Objective = Write out the listing below again, precisely as it is given.

Data for processing =

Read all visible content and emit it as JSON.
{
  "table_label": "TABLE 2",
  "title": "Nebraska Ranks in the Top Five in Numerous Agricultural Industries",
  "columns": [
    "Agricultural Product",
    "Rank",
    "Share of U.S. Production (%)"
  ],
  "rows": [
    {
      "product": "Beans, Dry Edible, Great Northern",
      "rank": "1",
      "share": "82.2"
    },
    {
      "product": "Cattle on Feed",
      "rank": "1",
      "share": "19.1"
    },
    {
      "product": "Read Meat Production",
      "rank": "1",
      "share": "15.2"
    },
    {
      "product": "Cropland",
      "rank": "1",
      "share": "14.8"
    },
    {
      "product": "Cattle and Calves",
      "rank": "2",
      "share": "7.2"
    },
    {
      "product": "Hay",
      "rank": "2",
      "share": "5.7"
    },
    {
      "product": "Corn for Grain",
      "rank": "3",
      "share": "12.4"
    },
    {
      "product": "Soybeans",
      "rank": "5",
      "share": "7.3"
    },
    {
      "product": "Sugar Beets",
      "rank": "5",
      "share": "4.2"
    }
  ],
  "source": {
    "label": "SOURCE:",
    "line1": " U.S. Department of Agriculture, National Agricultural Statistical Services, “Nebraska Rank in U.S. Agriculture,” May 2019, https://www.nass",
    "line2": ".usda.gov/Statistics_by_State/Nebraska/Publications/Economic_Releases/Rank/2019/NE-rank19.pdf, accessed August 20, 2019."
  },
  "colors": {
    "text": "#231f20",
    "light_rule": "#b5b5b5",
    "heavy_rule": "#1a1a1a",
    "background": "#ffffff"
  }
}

Correct answer =
Read all visible content and emit it as JSON.
{
  "table_label": "TABLE 2",
  "title": "Nebraska Ranks in the Top Five in Numerous Agricultural Industries",
  "columns": [
    "Agricultural Product",
    "Rank",
    "Share of U.S. Production (%)"
  ],
  "rows": [
    {
      "product": "Beans, Dry Edible, Great Northern",
      "rank": "1",
      "share": "82.2"
    },
    {
      "product": "Cattle on Feed",
      "rank": "1",
      "share": "19.1"
    },
    {
      "product": "Read Meat Production",
      "rank": "1",
      "share": "15.2"
    },
    {
      "product": "Cropland",
      "rank": "1",
      "share": "14.8"
    },
    {
      "product": "Cattle and Calves",
      "rank": "2",
      "share": "7.2"
    },
    {
      "product": "Hay",
      "rank": "2",
      "share": "5.7"
    },
    {
      "product": "Corn for Grain",
      "rank": "3",
      "share": "12.4"
    },
    {
      "product": "Soybeans",
      "rank": "5",
      "share": "7.3"
    },
    {
      "product": "Sugar Beets",
      "rank": "5",
      "share": "4.2"
    }
  ],
  "source": {
    "label": "SOURCE:",
    "line1": " U.S. Department of Agriculture, National Agricultural Statistical Services, “Nebraska Rank in U.S. Agriculture,” May 2019, https://www.nass",
    "line2": ".usda.gov/Statistics_by_State/Nebraska/Publications/Economic_Releases/Rank/2019/NE-rank19.pdf, accessed August 20, 2019."
  },
  "colors": {
    "text": "#231f20",
    "light_rule": "#b5b5b5",
    "heavy_rule": "#1a1a1a",
    "background": "#ffffff"
  }
}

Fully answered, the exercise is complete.